EXERCISE OBJECTIVE
Format the data as a JSON list of strings, one string per line, starting at the first line and stopping after the line that contains "355, 633, 362]". Leave out any blank lines.

# Start of DATA SHOWN

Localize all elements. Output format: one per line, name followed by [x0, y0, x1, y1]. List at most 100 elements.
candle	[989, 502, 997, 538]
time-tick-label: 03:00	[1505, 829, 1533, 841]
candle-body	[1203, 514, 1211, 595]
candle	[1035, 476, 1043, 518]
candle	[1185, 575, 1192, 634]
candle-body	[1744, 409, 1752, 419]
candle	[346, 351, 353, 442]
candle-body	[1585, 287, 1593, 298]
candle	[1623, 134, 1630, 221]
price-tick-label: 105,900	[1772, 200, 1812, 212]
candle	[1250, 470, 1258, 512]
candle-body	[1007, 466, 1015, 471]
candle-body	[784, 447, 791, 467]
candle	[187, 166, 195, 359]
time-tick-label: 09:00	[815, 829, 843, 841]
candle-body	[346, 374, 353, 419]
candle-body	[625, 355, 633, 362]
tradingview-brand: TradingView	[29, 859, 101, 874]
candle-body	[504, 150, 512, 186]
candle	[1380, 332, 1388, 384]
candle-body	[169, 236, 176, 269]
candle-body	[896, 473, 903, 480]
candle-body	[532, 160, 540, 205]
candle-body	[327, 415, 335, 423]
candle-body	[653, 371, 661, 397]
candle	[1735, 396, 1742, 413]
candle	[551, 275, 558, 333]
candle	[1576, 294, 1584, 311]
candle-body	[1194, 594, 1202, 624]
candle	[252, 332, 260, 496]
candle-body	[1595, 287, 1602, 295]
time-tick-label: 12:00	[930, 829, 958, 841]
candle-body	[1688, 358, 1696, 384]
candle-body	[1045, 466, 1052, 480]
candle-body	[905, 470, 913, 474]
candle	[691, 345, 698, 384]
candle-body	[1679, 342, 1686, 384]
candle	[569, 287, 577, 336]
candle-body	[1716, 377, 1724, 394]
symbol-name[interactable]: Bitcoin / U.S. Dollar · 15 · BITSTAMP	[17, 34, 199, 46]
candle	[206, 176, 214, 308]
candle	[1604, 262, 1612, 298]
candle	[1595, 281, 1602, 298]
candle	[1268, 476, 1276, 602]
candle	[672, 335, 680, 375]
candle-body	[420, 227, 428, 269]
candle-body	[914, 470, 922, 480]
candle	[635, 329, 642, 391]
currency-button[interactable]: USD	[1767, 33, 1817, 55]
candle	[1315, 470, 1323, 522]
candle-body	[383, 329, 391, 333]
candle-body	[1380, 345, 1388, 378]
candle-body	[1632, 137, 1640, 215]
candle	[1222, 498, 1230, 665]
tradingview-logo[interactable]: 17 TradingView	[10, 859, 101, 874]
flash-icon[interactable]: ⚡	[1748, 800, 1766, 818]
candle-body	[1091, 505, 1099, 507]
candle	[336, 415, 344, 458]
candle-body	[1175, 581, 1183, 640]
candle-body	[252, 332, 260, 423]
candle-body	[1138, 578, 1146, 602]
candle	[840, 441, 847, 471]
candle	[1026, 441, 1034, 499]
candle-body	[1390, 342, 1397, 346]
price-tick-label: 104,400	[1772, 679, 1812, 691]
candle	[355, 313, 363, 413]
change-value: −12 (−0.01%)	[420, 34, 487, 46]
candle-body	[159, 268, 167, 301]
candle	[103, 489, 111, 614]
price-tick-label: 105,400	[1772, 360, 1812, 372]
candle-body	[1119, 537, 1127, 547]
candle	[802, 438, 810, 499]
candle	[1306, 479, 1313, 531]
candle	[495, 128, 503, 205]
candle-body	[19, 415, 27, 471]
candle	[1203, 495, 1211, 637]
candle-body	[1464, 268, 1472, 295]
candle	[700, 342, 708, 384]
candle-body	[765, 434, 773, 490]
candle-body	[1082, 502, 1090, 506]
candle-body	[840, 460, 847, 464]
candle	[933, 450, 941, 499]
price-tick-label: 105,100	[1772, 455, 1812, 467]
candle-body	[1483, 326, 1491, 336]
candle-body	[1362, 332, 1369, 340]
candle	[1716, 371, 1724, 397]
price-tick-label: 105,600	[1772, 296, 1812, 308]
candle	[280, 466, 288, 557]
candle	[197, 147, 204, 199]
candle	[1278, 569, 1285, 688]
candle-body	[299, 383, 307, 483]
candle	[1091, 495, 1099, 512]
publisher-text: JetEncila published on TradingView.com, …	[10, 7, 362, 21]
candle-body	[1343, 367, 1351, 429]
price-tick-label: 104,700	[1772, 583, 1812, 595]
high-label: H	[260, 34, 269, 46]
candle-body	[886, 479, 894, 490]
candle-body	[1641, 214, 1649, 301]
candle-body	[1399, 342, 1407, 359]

# End of DATA SHOWN

EXERCISE RESULT
[
  "Localize all elements. Output format: one per line, name followed by [x0, y0, x1, y1]. List at most 100 elements.",
  "candle\t[989, 502, 997, 538]",
  "time-tick-label: 03:00\t[1505, 829, 1533, 841]",
  "candle-body\t[1203, 514, 1211, 595]",
  "candle\t[1035, 476, 1043, 518]",
  "candle\t[1185, 575, 1192, 634]",
  "candle-body\t[1744, 409, 1752, 419]",
  "candle\t[346, 351, 353, 442]",
  "candle-body\t[1585, 287, 1593, 298]",
  "candle\t[1623, 134, 1630, 221]",
  "price-tick-label: 105,900\t[1772, 200, 1812, 212]",
  "candle\t[1250, 470, 1258, 512]",
  "candle-body\t[1007, 466, 1015, 471]",
  "candle-body\t[784, 447, 791, 467]",
  "candle\t[187, 166, 195, 359]",
  "time-tick-label: 09:00\t[815, 829, 843, 841]",
  "candle-body\t[346, 374, 353, 419]",
  "candle-body\t[625, 355, 633, 362]"
]